• **Work to complete**
Search the records below for the word "content". Pull out each line that has it.

• **Entries provided**
= = =

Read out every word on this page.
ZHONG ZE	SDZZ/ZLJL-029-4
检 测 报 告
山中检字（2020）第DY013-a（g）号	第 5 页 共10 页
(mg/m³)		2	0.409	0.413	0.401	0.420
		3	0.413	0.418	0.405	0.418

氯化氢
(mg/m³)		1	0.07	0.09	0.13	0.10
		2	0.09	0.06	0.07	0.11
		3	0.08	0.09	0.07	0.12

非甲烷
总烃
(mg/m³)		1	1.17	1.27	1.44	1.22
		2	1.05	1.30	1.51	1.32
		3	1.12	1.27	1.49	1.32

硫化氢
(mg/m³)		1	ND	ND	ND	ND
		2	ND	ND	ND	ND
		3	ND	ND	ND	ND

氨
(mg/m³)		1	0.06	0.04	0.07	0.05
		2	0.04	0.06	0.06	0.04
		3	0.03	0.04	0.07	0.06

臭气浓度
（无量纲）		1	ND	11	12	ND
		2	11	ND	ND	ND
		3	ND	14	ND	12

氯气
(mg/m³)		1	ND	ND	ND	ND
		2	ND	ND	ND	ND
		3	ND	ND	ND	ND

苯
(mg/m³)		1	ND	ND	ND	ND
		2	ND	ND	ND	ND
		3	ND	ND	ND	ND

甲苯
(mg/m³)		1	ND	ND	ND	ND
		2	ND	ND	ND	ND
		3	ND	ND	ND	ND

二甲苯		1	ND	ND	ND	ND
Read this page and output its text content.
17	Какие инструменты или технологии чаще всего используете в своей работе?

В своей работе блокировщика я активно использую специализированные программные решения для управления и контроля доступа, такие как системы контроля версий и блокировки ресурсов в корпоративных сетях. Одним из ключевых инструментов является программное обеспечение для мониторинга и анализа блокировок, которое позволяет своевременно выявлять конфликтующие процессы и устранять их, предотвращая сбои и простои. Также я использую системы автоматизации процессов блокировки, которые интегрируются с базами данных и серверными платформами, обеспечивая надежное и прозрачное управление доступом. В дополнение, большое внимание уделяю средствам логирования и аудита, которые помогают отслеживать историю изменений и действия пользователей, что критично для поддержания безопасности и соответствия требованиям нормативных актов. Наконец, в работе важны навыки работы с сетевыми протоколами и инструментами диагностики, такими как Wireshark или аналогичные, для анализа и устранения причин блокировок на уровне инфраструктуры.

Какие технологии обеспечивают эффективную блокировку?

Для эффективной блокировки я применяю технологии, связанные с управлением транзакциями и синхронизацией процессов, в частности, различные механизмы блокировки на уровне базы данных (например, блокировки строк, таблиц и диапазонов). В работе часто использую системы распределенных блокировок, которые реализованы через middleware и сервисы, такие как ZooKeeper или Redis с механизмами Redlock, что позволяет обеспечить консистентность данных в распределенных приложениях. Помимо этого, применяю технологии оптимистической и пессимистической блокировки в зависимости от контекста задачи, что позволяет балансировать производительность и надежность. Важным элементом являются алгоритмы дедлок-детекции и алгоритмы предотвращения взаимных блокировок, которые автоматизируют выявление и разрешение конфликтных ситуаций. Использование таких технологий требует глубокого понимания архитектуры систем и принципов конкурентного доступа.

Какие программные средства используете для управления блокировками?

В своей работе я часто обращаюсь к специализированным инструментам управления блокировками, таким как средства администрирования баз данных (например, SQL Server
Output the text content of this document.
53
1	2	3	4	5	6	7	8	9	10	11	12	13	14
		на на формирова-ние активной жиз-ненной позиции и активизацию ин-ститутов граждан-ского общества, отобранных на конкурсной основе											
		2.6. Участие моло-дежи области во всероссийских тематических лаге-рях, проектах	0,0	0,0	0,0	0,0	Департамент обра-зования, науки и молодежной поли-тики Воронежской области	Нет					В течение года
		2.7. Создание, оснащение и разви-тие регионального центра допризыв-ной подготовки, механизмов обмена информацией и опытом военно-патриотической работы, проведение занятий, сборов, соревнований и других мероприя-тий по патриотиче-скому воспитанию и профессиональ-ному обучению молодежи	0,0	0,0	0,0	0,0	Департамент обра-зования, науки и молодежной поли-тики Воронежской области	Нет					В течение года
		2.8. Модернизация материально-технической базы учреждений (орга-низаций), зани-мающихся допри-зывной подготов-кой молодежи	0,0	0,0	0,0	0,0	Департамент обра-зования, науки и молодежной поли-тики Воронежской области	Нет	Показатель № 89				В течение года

= = =

• **Solved exercise**
Read this page and output its text content.
Output the text content of this document.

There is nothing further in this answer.